Required work
Look for "content" in the listing below. Gather each line that contains it.

Collected data:
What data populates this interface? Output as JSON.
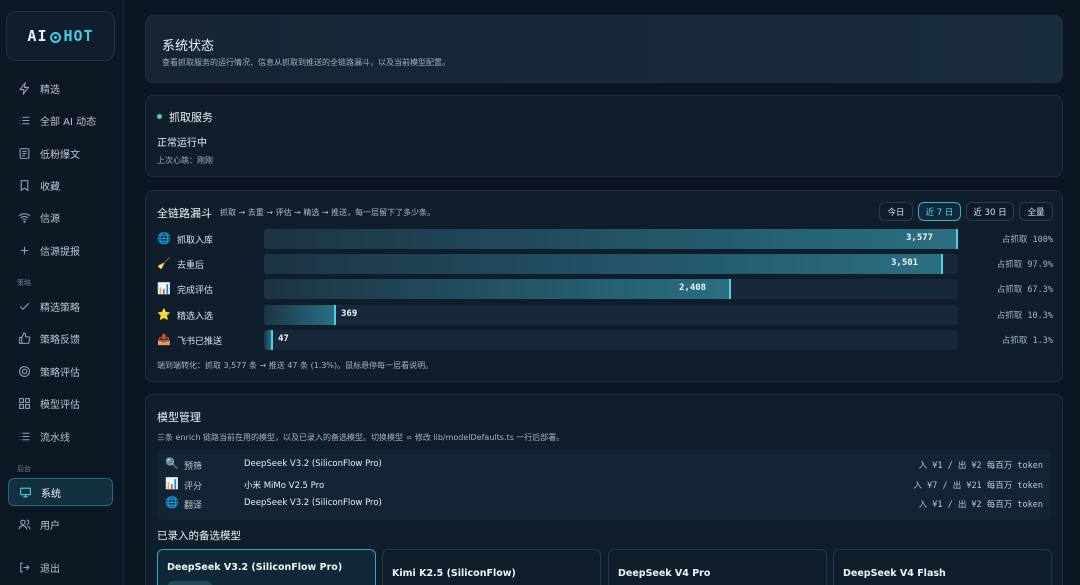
{
  "logo": {
    "text_left": "AI",
    "text_right": "HOT"
  },
  "nav": {
    "items": [
      {
        "label": "精选",
        "icon": "zap-icon"
      },
      {
        "label": "全部 AI 动态",
        "icon": "list-icon"
      },
      {
        "label": "低粉爆文",
        "icon": "article-icon"
      },
      {
        "label": "收藏",
        "icon": "bookmark-icon"
      },
      {
        "label": "信源",
        "icon": "wifi-icon"
      },
      {
        "label": "信源提报",
        "icon": "plus-icon"
      }
    ],
    "group_strategy": "策略",
    "strategy_items": [
      {
        "label": "精选策略",
        "icon": "check-icon"
      },
      {
        "label": "策略反馈",
        "icon": "thumbs-up-icon"
      },
      {
        "label": "策略评估",
        "icon": "target-icon"
      },
      {
        "label": "模型评估",
        "icon": "grid-icon"
      },
      {
        "label": "流水线",
        "icon": "list-icon"
      }
    ],
    "group_admin": "后台",
    "admin_items": [
      {
        "label": "系统",
        "icon": "monitor-icon",
        "active": true
      },
      {
        "label": "用户",
        "icon": "users-icon"
      }
    ],
    "logout": "退出"
  },
  "header": {
    "title": "系统状态",
    "subtitle": "查看抓取服务的运行情况、信息从抓取到推送的全链路漏斗，以及当前模型配置。"
  },
  "service": {
    "name": "抓取服务",
    "status": "正常运行中",
    "heartbeat": "上次心跳：刚刚",
    "status_color": "#3ddc97"
  },
  "funnel": {
    "title": "全链路漏斗",
    "desc": "抓取 → 去重 → 评估 → 精选 → 推送，每一层留下了多少条。",
    "ranges": [
      {
        "label": "今日",
        "active": false
      },
      {
        "label": "近 7 日",
        "active": true
      },
      {
        "label": "近 30 日",
        "active": false
      },
      {
        "label": "全量",
        "active": false
      }
    ],
    "note": "端到端转化：抓取 3,577 条 → 推送 47 条 (1.3%)。鼠标悬停每一层看说明。"
  },
  "chart_data": {
    "type": "bar",
    "categories": [
      "抓取入库",
      "去重后",
      "完成评估",
      "精选入选",
      "飞书已推送"
    ],
    "values": [
      3577,
      3501,
      2408,
      369,
      47
    ],
    "value_labels": [
      "3,577",
      "3,501",
      "2,408",
      "369",
      "47"
    ],
    "percent_labels": [
      "占抓取 100%",
      "占抓取 97.9%",
      "占抓取 67.3%",
      "占抓取 10.3%",
      "占抓取 1.3%"
    ],
    "icons": [
      "🌐",
      "🧹",
      "📊",
      "⭐",
      "📤"
    ],
    "max": 3577,
    "accent": "#44d3ea"
  },
  "models": {
    "title": "模型管理",
    "desc": "三条 enrich 链路当前在用的模型，以及已录入的备选模型。切换模型 = 修改 lib/modelDefaults.ts 一行后部署。",
    "current": [
      {
        "icon": "🔍",
        "role": "预筛",
        "name": "DeepSeek V3.2 (SiliconFlow Pro)",
        "price": "入 ¥1 / 出 ¥2 每百万 token"
      },
      {
        "icon": "📊",
        "role": "评分",
        "name": "小米 MiMo V2.5 Pro",
        "price": "入 ¥7 / 出 ¥21 每百万 token"
      },
      {
        "icon": "🌐",
        "role": "翻译",
        "name": "DeepSeek V3.2 (SiliconFlow Pro)",
        "price": "入 ¥1 / 出 ¥2 每百万 token"
      }
    ],
    "alt_title": "已录入的备选模型",
    "alternatives": [
      {
        "name": "DeepSeek V3.2 (SiliconFlow Pro)",
        "active": true
      },
      {
        "name": "Kimi K2.5 (SiliconFlow)",
        "active": false
      },
      {
        "name": "DeepSeek V4 Pro",
        "active": false
      },
      {
        "name": "DeepSeek V4 Flash",
        "active": false
      }
    ]
  }
}
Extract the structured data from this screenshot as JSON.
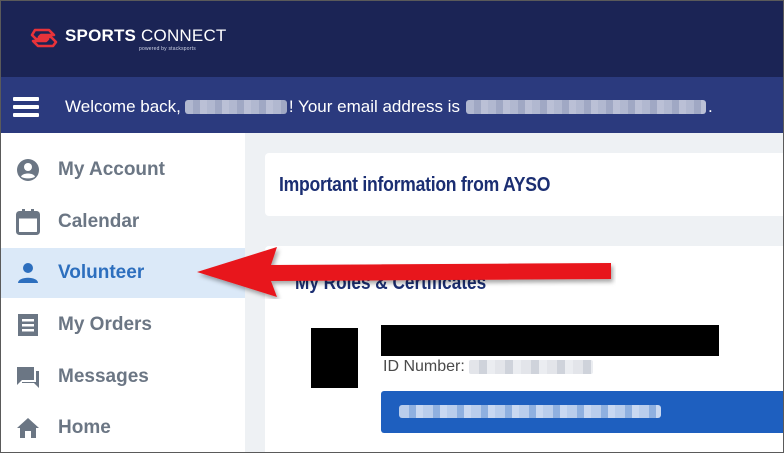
{
  "brand": {
    "name_bold": "SPORTS",
    "name_light": "CONNECT",
    "powered_by": "powered by stacksports",
    "logo_color": "#e8333a"
  },
  "welcome": {
    "prefix": "Welcome back,",
    "middle": "! Your email address is",
    "suffix": "."
  },
  "sidebar": {
    "items": [
      {
        "label": "My Account",
        "icon": "account-circle-icon"
      },
      {
        "label": "Calendar",
        "icon": "calendar-icon"
      },
      {
        "label": "Volunteer",
        "icon": "person-icon",
        "active": true
      },
      {
        "label": "My Orders",
        "icon": "receipt-icon"
      },
      {
        "label": "Messages",
        "icon": "chat-icon"
      },
      {
        "label": "Home",
        "icon": "home-icon"
      }
    ]
  },
  "main": {
    "info_title": "Important information from AYSO",
    "roles_title": "My Roles & Certificates",
    "id_label": "ID Number:"
  },
  "colors": {
    "topbar": "#1b2455",
    "welcomebar": "#2b3a7e",
    "active_nav_bg": "#dbe9f8",
    "active_nav_text": "#2d6fbe",
    "heading": "#1b2e72",
    "role_bar": "#1e5fbf",
    "arrow": "#e8141a"
  }
}
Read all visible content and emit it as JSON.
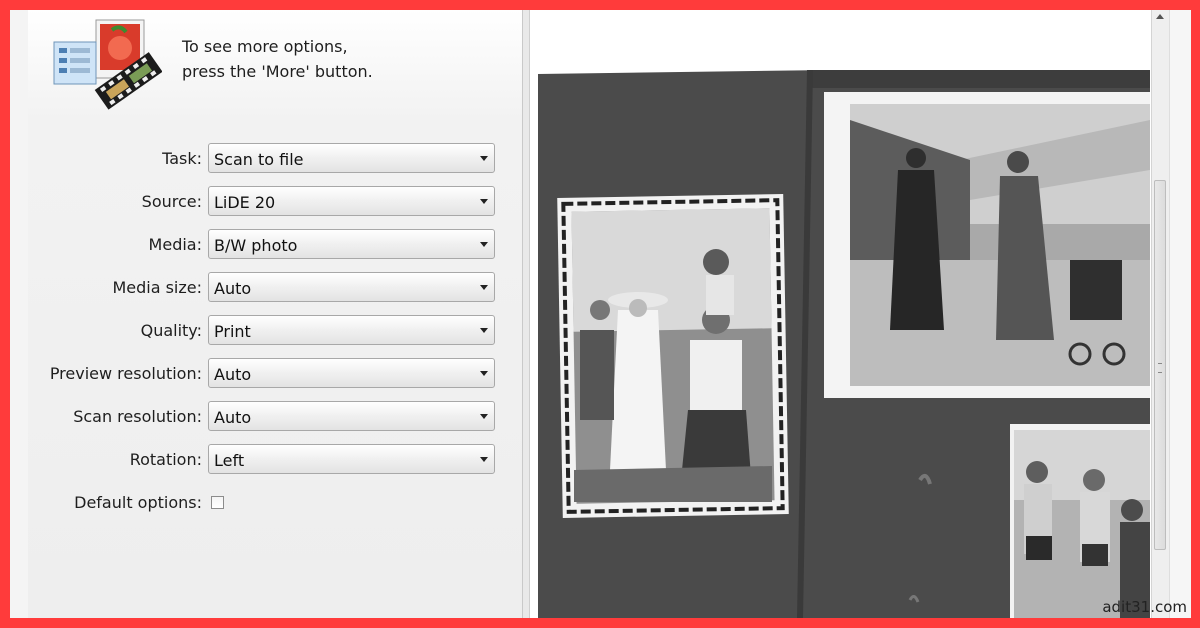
{
  "header": {
    "hint_line1": "To see more options,",
    "hint_line2": "press the 'More' button.",
    "icon": "scanner-photo-film-icon"
  },
  "options": [
    {
      "label": "Task:",
      "value": "Scan to file"
    },
    {
      "label": "Source:",
      "value": "LiDE 20"
    },
    {
      "label": "Media:",
      "value": "B/W photo"
    },
    {
      "label": "Media size:",
      "value": "Auto"
    },
    {
      "label": "Quality:",
      "value": "Print"
    },
    {
      "label": "Preview resolution:",
      "value": "Auto"
    },
    {
      "label": "Scan resolution:",
      "value": "Auto"
    },
    {
      "label": "Rotation:",
      "value": "Left"
    }
  ],
  "default_options": {
    "label": "Default options:",
    "checked": false
  },
  "preview": {
    "description_icon": "scanned-photo-preview"
  },
  "watermark": "adit31.com",
  "colors": {
    "border": "#ff3b3b",
    "scan_background": "#4a4a4a"
  }
}
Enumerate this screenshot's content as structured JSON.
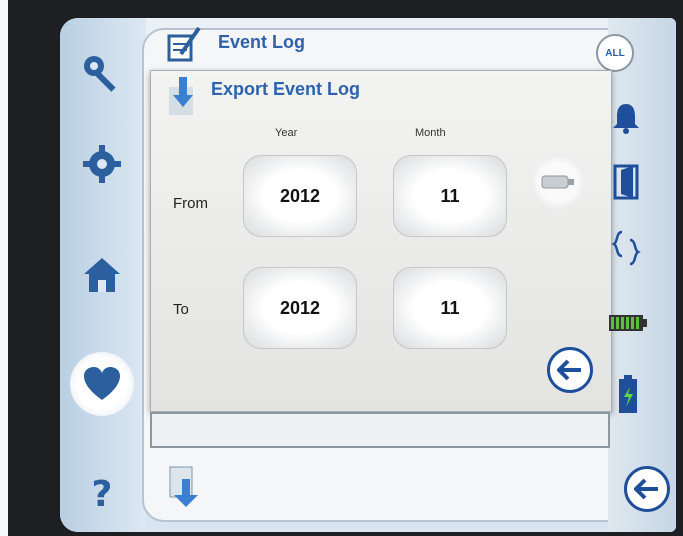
{
  "header": {
    "title": "Event Log"
  },
  "dialog": {
    "title": "Export Event Log",
    "col_year": "Year",
    "col_month": "Month",
    "row_from": "From",
    "row_to": "To",
    "from_year": "2012",
    "from_month": "11",
    "to_year": "2012",
    "to_month": "11"
  },
  "right_rail": {
    "all_label": "ALL"
  },
  "colors": {
    "accent_blue": "#2e62ad",
    "icon_blue": "#1f4e9b"
  },
  "icons": [
    "key-icon",
    "gear-icon",
    "home-icon",
    "heart-icon",
    "help-icon",
    "edit-log-icon",
    "export-icon",
    "bell-icon",
    "door-icon",
    "braces-icon",
    "battery-icon",
    "battery-charge-icon",
    "back-icon",
    "usb-icon"
  ]
}
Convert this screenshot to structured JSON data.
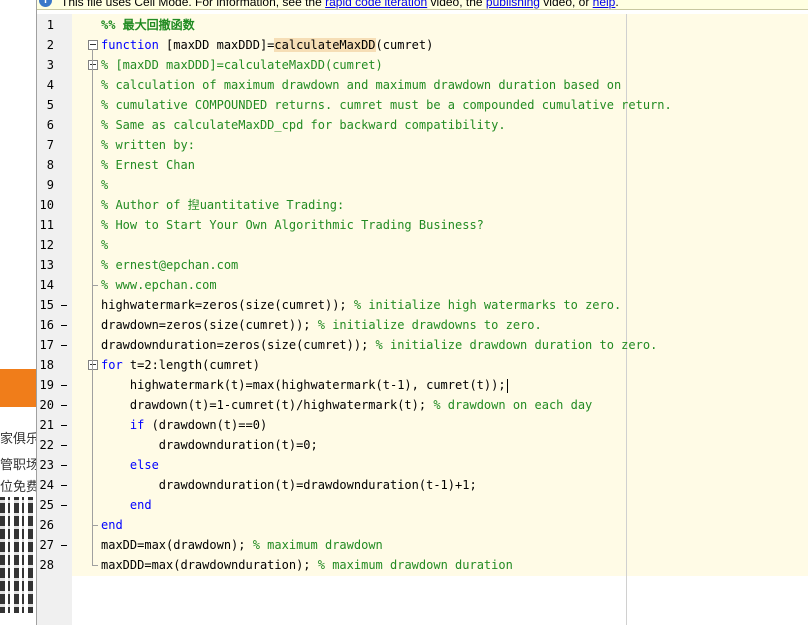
{
  "background_window": {
    "texts": [
      "家俱乐",
      "管职场",
      "位免费"
    ]
  },
  "info_bar": {
    "prefix": "This file uses Cell Mode. For information, see the ",
    "link1": "rapid code iteration",
    "mid1": " video, the ",
    "link2": "publishing",
    "mid2": " video, or ",
    "link3": "help",
    "suffix": "."
  },
  "colors": {
    "keyword": "#0000ff",
    "comment": "#228b22",
    "cell_background": "#fffbe6",
    "function_highlight": "#f6deb6"
  },
  "lines": [
    {
      "n": "1",
      "t1": "%% 最大回撤函数"
    },
    {
      "n": "2",
      "kw": "function",
      "t1": " [maxDD maxDDD]=",
      "hl": "calculateMaxDD",
      "t2": "(cumret)"
    },
    {
      "n": "3",
      "t1": "% [maxDD maxDDD]=calculateMaxDD(cumret)"
    },
    {
      "n": "4",
      "t1": "% calculation of maximum drawdown and maximum drawdown duration based on"
    },
    {
      "n": "5",
      "t1": "% cumulative COMPOUNDED returns. cumret must be a compounded cumulative return."
    },
    {
      "n": "6",
      "t1": "% Same as calculateMaxDD_cpd for backward compatibility."
    },
    {
      "n": "7",
      "t1": "% written by:"
    },
    {
      "n": "8",
      "t1": "% Ernest Chan"
    },
    {
      "n": "9",
      "t1": "%"
    },
    {
      "n": "10",
      "t1": "% Author of 揑uantitative Trading:"
    },
    {
      "n": "11",
      "t1": "% How to Start Your Own Algorithmic Trading Business?"
    },
    {
      "n": "12",
      "t1": "%"
    },
    {
      "n": "13",
      "t1": "% ernest@epchan.com"
    },
    {
      "n": "14",
      "t1": "% www.epchan.com"
    },
    {
      "n": "15",
      "t1": "highwatermark=zeros(size(cumret)); ",
      "cm": "% initialize high watermarks to zero."
    },
    {
      "n": "16",
      "t1": "drawdown=zeros(size(cumret)); ",
      "cm": "% initialize drawdowns to zero."
    },
    {
      "n": "17",
      "t1": "drawdownduration=zeros(size(cumret)); ",
      "cm": "% initialize drawdown duration to zero."
    },
    {
      "n": "18",
      "kw": "for",
      "t1": " t=2:length(cumret)"
    },
    {
      "n": "19",
      "t1": "    highwatermark(t)=max(highwatermark(t-1), cumret(t));"
    },
    {
      "n": "20",
      "t1": "    drawdown(t)=1-cumret(t)/highwatermark(t); ",
      "cm": "% drawdown on each day"
    },
    {
      "n": "21",
      "kw": "    if",
      "t1": " (drawdown(t)==0)"
    },
    {
      "n": "22",
      "t1": "        drawdownduration(t)=0;"
    },
    {
      "n": "23",
      "kw": "    else"
    },
    {
      "n": "24",
      "t1": "        drawdownduration(t)=drawdownduration(t-1)+1;"
    },
    {
      "n": "25",
      "kw": "    end"
    },
    {
      "n": "26",
      "kw": "end"
    },
    {
      "n": "27",
      "t1": "maxDD=max(drawdown); ",
      "cm": "% maximum drawdown"
    },
    {
      "n": "28",
      "t1": "maxDDD=max(drawdownduration); ",
      "cm": "% maximum drawdown duration"
    }
  ]
}
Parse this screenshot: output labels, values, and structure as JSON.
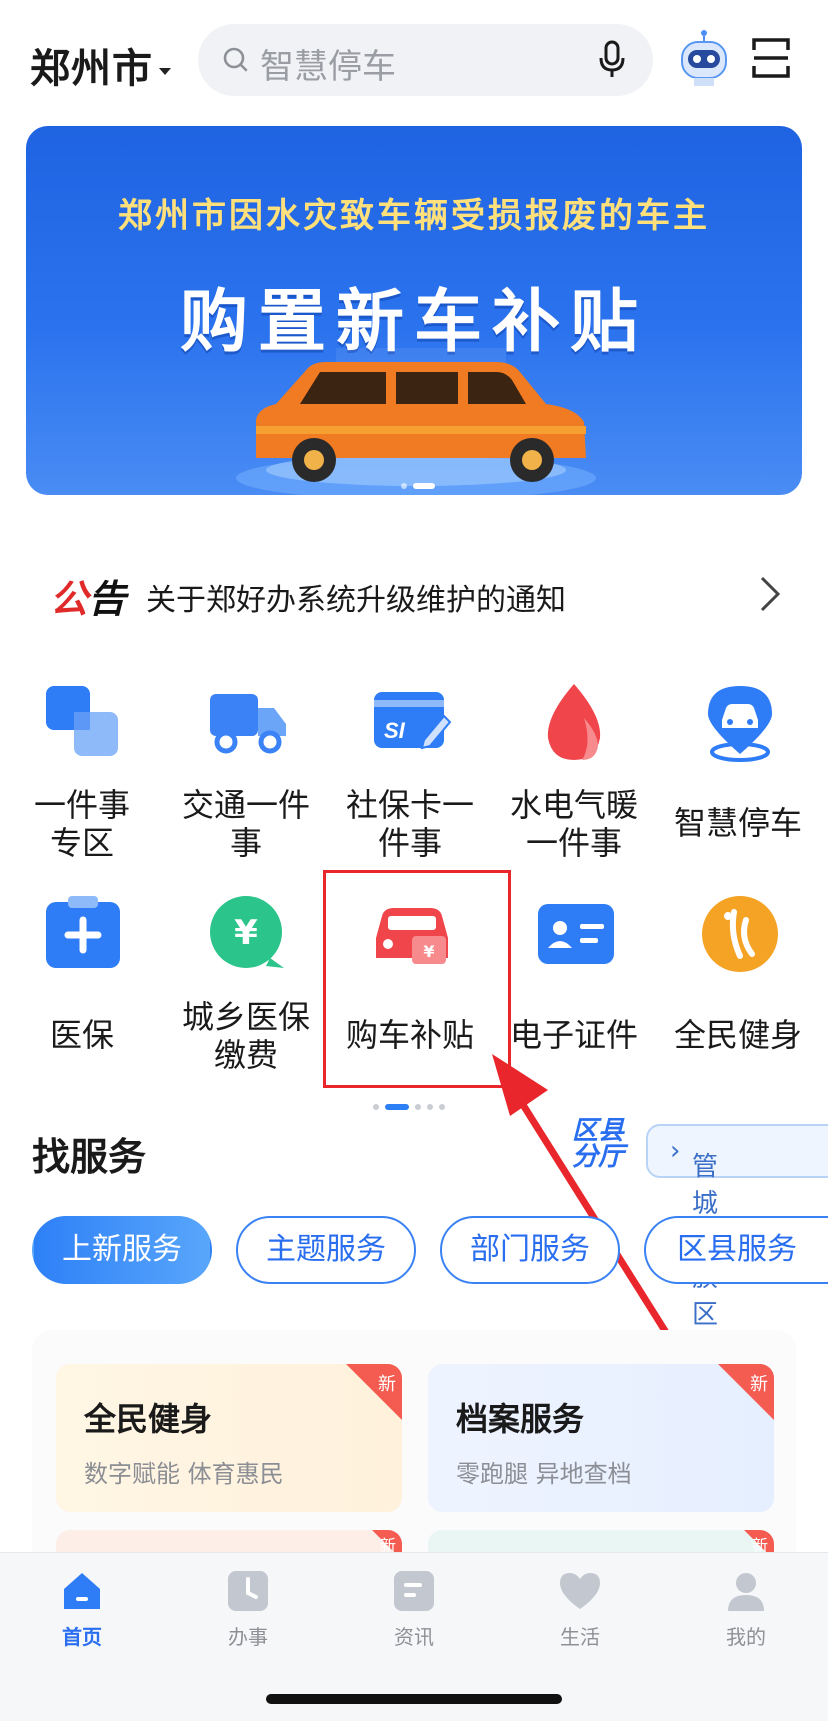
{
  "header": {
    "city": "郑州市",
    "search_placeholder": "智慧停车"
  },
  "banner": {
    "subtitle": "郑州市因水灾致车辆受损报废的车主",
    "title": "购置新车补贴"
  },
  "notice": {
    "badge_red": "公",
    "badge_black": "告",
    "text": "关于郑好办系统升级维护的通知"
  },
  "grid": [
    {
      "line1": "一件事",
      "line2": "专区",
      "icon": "squares-icon"
    },
    {
      "line1": "交通一件",
      "line2": "事",
      "icon": "truck-icon"
    },
    {
      "line1": "社保卡一",
      "line2": "件事",
      "icon": "si-card-icon"
    },
    {
      "line1": "水电气暖",
      "line2": "一件事",
      "icon": "flame-icon"
    },
    {
      "line1": "智慧停车",
      "line2": "",
      "icon": "parking-location-icon"
    },
    {
      "line1": "医保",
      "line2": "",
      "icon": "medical-clipboard-icon"
    },
    {
      "line1": "城乡医保",
      "line2": "缴费",
      "icon": "yuan-chat-icon"
    },
    {
      "line1": "购车补贴",
      "line2": "",
      "icon": "car-subsidy-icon"
    },
    {
      "line1": "电子证件",
      "line2": "",
      "icon": "id-card-icon"
    },
    {
      "line1": "全民健身",
      "line2": "",
      "icon": "fitness-logo-icon"
    }
  ],
  "find_services": {
    "title": "找服务",
    "district_logo": [
      "区县",
      "分厅"
    ],
    "district_link": "管城回族区",
    "tabs": [
      "上新服务",
      "主题服务",
      "部门服务",
      "区县服务"
    ]
  },
  "cards": [
    {
      "title": "全民健身",
      "desc": "数字赋能 体育惠民",
      "badge": "新"
    },
    {
      "title": "档案服务",
      "desc": "零跑腿 异地查档",
      "badge": "新"
    },
    {
      "badge": "新"
    },
    {
      "badge": "新"
    }
  ],
  "tabbar": [
    {
      "label": "首页",
      "icon": "home-icon",
      "active": true
    },
    {
      "label": "办事",
      "icon": "clock-icon",
      "active": false
    },
    {
      "label": "资讯",
      "icon": "news-icon",
      "active": false
    },
    {
      "label": "生活",
      "icon": "heart-icon",
      "active": false
    },
    {
      "label": "我的",
      "icon": "user-icon",
      "active": false
    }
  ],
  "colors": {
    "accent": "#2a6ef0",
    "highlight": "#e8262b",
    "new_badge": "#f45c52"
  }
}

Task answer
Read all visible content and emit it as JSON.
Enumerate this screenshot's content as structured JSON.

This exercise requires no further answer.